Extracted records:
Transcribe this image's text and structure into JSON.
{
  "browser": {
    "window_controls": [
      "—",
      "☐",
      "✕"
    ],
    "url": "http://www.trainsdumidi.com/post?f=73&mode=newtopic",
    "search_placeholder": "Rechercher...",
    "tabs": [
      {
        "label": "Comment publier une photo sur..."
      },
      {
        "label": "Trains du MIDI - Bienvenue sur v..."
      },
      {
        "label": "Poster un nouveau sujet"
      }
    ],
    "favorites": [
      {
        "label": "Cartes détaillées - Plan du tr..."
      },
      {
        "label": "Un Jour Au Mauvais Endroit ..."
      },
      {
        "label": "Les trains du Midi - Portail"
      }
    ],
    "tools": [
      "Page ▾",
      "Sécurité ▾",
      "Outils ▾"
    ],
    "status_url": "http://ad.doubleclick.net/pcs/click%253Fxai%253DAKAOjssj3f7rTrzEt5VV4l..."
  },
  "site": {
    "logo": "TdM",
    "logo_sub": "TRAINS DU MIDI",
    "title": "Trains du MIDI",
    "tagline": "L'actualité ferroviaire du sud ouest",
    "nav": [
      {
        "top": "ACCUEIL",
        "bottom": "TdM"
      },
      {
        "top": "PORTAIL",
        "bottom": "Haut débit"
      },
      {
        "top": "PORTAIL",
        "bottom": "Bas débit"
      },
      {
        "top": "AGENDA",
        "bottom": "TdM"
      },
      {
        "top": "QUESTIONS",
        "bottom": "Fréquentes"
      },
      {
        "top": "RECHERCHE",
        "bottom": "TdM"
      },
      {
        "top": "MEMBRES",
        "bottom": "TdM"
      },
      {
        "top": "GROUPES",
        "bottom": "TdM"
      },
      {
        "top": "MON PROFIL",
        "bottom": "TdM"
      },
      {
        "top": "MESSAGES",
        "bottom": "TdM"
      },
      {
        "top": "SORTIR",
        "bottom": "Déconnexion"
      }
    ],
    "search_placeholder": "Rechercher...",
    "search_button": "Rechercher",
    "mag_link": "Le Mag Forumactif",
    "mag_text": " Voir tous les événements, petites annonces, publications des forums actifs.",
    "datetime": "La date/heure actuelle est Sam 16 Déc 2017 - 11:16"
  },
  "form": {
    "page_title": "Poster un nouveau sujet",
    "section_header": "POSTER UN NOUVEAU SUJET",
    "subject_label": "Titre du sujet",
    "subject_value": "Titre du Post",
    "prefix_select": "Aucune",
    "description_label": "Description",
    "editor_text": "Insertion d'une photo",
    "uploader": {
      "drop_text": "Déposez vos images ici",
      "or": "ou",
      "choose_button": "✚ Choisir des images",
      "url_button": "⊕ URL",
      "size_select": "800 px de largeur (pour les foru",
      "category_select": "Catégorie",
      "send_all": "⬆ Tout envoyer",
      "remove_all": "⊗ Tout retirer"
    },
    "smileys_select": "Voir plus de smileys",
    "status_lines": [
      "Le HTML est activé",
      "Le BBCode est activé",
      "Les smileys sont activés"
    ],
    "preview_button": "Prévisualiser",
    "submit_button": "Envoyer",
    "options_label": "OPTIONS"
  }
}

_Short task_.
The listing above must be transcribed exactly, line by line.

_Problem solution_.
Transcribe this image's text and structure into JSON.
{
  "browser": {
    "window_controls": [
      "—",
      "☐",
      "✕"
    ],
    "url": "http://www.trainsdumidi.com/post?f=73&mode=newtopic",
    "search_placeholder": "Rechercher...",
    "tabs": [
      {
        "label": "Comment publier une photo sur..."
      },
      {
        "label": "Trains du MIDI - Bienvenue sur v..."
      },
      {
        "label": "Poster un nouveau sujet"
      }
    ],
    "favorites": [
      {
        "label": "Cartes détaillées - Plan du tr..."
      },
      {
        "label": "Un Jour Au Mauvais Endroit ..."
      },
      {
        "label": "Les trains du Midi - Portail"
      }
    ],
    "tools": [
      "Page ▾",
      "Sécurité ▾",
      "Outils ▾"
    ],
    "status_url": "http://ad.doubleclick.net/pcs/click%253Fxai%253DAKAOjssj3f7rTrzEt5VV4l..."
  },
  "site": {
    "logo": "TdM",
    "logo_sub": "TRAINS DU MIDI",
    "title": "Trains du MIDI",
    "tagline": "L'actualité ferroviaire du sud ouest",
    "nav": [
      {
        "top": "ACCUEIL",
        "bottom": "TdM"
      },
      {
        "top": "PORTAIL",
        "bottom": "Haut débit"
      },
      {
        "top": "PORTAIL",
        "bottom": "Bas débit"
      },
      {
        "top": "AGENDA",
        "bottom": "TdM"
      },
      {
        "top": "QUESTIONS",
        "bottom": "Fréquentes"
      },
      {
        "top": "RECHERCHE",
        "bottom": "TdM"
      },
      {
        "top": "MEMBRES",
        "bottom": "TdM"
      },
      {
        "top": "GROUPES",
        "bottom": "TdM"
      },
      {
        "top": "MON PROFIL",
        "bottom": "TdM"
      },
      {
        "top": "MESSAGES",
        "bottom": "TdM"
      },
      {
        "top": "SORTIR",
        "bottom": "Déconnexion"
      }
    ],
    "search_placeholder": "Rechercher...",
    "search_button": "Rechercher",
    "mag_link": "Le Mag Forumactif",
    "mag_text": " Voir tous les événements, petites annonces, publications des forums actifs.",
    "datetime": "La date/heure actuelle est Sam 16 Déc 2017 - 11:16"
  },
  "form": {
    "page_title": "Poster un nouveau sujet",
    "section_header": "POSTER UN NOUVEAU SUJET",
    "subject_label": "Titre du sujet",
    "subject_value": "Titre du Post",
    "prefix_select": "Aucune",
    "description_label": "Description",
    "editor_text": "Insertion d'une photo",
    "uploader": {
      "drop_text": "Déposez vos images ici",
      "or": "ou",
      "choose_button": "✚ Choisir des images",
      "url_button": "⊕ URL",
      "size_select": "800 px de largeur (pour les foru",
      "category_select": "Catégorie",
      "send_all": "⬆ Tout envoyer",
      "remove_all": "⊗ Tout retirer"
    },
    "smileys_select": "Voir plus de smileys",
    "status_lines": [
      "Le HTML est activé",
      "Le BBCode est activé",
      "Les smileys sont activés"
    ],
    "preview_button": "Prévisualiser",
    "submit_button": "Envoyer",
    "options_label": "OPTIONS"
  }
}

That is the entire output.